■ What you will do: Determine the number of lines that have the string "name" in them, and give only that number.

Saved entries:

....

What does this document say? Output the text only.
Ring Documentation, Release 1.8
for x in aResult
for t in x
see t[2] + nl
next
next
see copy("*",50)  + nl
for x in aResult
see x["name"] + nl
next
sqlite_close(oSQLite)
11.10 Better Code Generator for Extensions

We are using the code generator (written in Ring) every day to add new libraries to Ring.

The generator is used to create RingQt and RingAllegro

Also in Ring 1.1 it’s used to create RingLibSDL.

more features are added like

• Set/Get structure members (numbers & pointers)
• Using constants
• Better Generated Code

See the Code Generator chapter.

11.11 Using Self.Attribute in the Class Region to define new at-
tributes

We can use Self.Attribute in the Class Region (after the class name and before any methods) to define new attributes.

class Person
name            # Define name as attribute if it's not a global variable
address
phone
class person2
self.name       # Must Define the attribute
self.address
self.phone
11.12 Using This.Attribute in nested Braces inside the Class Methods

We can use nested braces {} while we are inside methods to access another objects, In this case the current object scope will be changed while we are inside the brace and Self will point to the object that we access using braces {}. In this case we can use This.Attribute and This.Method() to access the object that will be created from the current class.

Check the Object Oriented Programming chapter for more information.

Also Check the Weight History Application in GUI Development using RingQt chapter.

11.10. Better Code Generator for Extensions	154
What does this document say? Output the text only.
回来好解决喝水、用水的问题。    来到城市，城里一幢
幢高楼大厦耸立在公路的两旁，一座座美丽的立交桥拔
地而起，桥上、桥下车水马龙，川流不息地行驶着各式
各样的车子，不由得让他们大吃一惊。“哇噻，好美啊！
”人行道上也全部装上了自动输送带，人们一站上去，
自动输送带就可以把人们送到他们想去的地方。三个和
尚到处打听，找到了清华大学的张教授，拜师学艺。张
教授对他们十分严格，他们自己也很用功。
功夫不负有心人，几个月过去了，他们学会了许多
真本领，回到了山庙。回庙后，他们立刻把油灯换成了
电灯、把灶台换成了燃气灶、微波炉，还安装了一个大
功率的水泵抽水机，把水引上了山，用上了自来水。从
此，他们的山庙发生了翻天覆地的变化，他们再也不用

....

■ Written answer: 4